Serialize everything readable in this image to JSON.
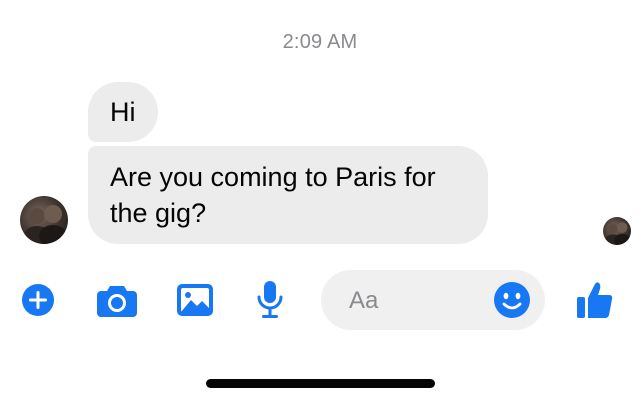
{
  "conversation": {
    "timestamp": "2:09 AM",
    "messages": [
      {
        "sender": "contact",
        "text": "Hi"
      },
      {
        "sender": "contact",
        "text": "Are you coming to Paris for the gig?"
      }
    ]
  },
  "composer": {
    "placeholder": "Aa",
    "icons": [
      "plus-icon",
      "camera-icon",
      "image-icon",
      "microphone-icon",
      "smile-icon",
      "thumbs-up-icon"
    ]
  },
  "colors": {
    "accent": "#1877f2",
    "bubble": "#ececec",
    "timestamp": "#8a8a8e"
  }
}
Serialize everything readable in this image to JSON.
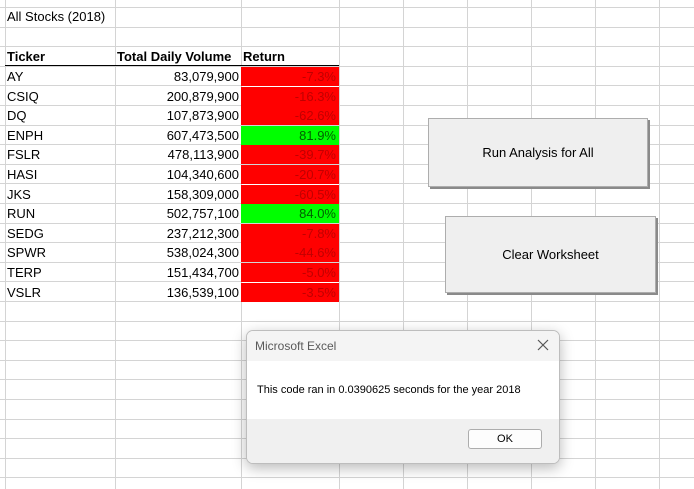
{
  "sheet": {
    "title_cell": "All Stocks (2018)",
    "headers": {
      "ticker": "Ticker",
      "volume": "Total Daily Volume",
      "return": "Return"
    },
    "rows": [
      {
        "ticker": "AY",
        "volume": "83,079,900",
        "return": "-7.3%",
        "status": "negative"
      },
      {
        "ticker": "CSIQ",
        "volume": "200,879,900",
        "return": "-16.3%",
        "status": "negative"
      },
      {
        "ticker": "DQ",
        "volume": "107,873,900",
        "return": "-62.6%",
        "status": "negative"
      },
      {
        "ticker": "ENPH",
        "volume": "607,473,500",
        "return": "81.9%",
        "status": "positive"
      },
      {
        "ticker": "FSLR",
        "volume": "478,113,900",
        "return": "-39.7%",
        "status": "negative"
      },
      {
        "ticker": "HASI",
        "volume": "104,340,600",
        "return": "-20.7%",
        "status": "negative"
      },
      {
        "ticker": "JKS",
        "volume": "158,309,000",
        "return": "-60.5%",
        "status": "negative"
      },
      {
        "ticker": "RUN",
        "volume": "502,757,100",
        "return": "84.0%",
        "status": "positive"
      },
      {
        "ticker": "SEDG",
        "volume": "237,212,300",
        "return": "-7.8%",
        "status": "negative"
      },
      {
        "ticker": "SPWR",
        "volume": "538,024,300",
        "return": "-44.6%",
        "status": "negative"
      },
      {
        "ticker": "TERP",
        "volume": "151,434,700",
        "return": "-5.0%",
        "status": "negative"
      },
      {
        "ticker": "VSLR",
        "volume": "136,539,100",
        "return": "-3.5%",
        "status": "negative"
      }
    ]
  },
  "buttons": {
    "run_all": "Run Analysis for All",
    "clear": "Clear Worksheet"
  },
  "dialog": {
    "title": "Microsoft Excel",
    "message": "This code ran in 0.0390625 seconds for the year 2018",
    "ok_label": "OK"
  },
  "colors": {
    "negative_fill": "#ff0000",
    "positive_fill": "#00ff00",
    "gridline": "#d4d4d4"
  },
  "icons": {
    "dialog_close": "close-icon"
  }
}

※

Work to complete —
Your copy should hold every record word for word and none of the pictures.

The output —
Serialize everything readable in this image to JSON.
{
  "conversation": {
    "timestamp": "2:09 AM",
    "messages": [
      {
        "sender": "contact",
        "text": "Hi"
      },
      {
        "sender": "contact",
        "text": "Are you coming to Paris for the gig?"
      }
    ]
  },
  "composer": {
    "placeholder": "Aa",
    "icons": [
      "plus-icon",
      "camera-icon",
      "image-icon",
      "microphone-icon",
      "smile-icon",
      "thumbs-up-icon"
    ]
  },
  "colors": {
    "accent": "#1877f2",
    "bubble": "#ececec",
    "timestamp": "#8a8a8e"
  }
}
Serialize everything readable in this image to JSON.
{
  "sheet": {
    "title_cell": "All Stocks (2018)",
    "headers": {
      "ticker": "Ticker",
      "volume": "Total Daily Volume",
      "return": "Return"
    },
    "rows": [
      {
        "ticker": "AY",
        "volume": "83,079,900",
        "return": "-7.3%",
        "status": "negative"
      },
      {
        "ticker": "CSIQ",
        "volume": "200,879,900",
        "return": "-16.3%",
        "status": "negative"
      },
      {
        "ticker": "DQ",
        "volume": "107,873,900",
        "return": "-62.6%",
        "status": "negative"
      },
      {
        "ticker": "ENPH",
        "volume": "607,473,500",
        "return": "81.9%",
        "status": "positive"
      },
      {
        "ticker": "FSLR",
        "volume": "478,113,900",
        "return": "-39.7%",
        "status": "negative"
      },
      {
        "ticker": "HASI",
        "volume": "104,340,600",
        "return": "-20.7%",
        "status": "negative"
      },
      {
        "ticker": "JKS",
        "volume": "158,309,000",
        "return": "-60.5%",
        "status": "negative"
      },
      {
        "ticker": "RUN",
        "volume": "502,757,100",
        "return": "84.0%",
        "status": "positive"
      },
      {
        "ticker": "SEDG",
        "volume": "237,212,300",
        "return": "-7.8%",
        "status": "negative"
      },
      {
        "ticker": "SPWR",
        "volume": "538,024,300",
        "return": "-44.6%",
        "status": "negative"
      },
      {
        "ticker": "TERP",
        "volume": "151,434,700",
        "return": "-5.0%",
        "status": "negative"
      },
      {
        "ticker": "VSLR",
        "volume": "136,539,100",
        "return": "-3.5%",
        "status": "negative"
      }
    ]
  },
  "buttons": {
    "run_all": "Run Analysis for All",
    "clear": "Clear Worksheet"
  },
  "dialog": {
    "title": "Microsoft Excel",
    "message": "This code ran in 0.0390625 seconds for the year 2018",
    "ok_label": "OK"
  },
  "colors": {
    "negative_fill": "#ff0000",
    "positive_fill": "#00ff00",
    "gridline": "#d4d4d4"
  },
  "icons": {
    "dialog_close": "close-icon"
  }
}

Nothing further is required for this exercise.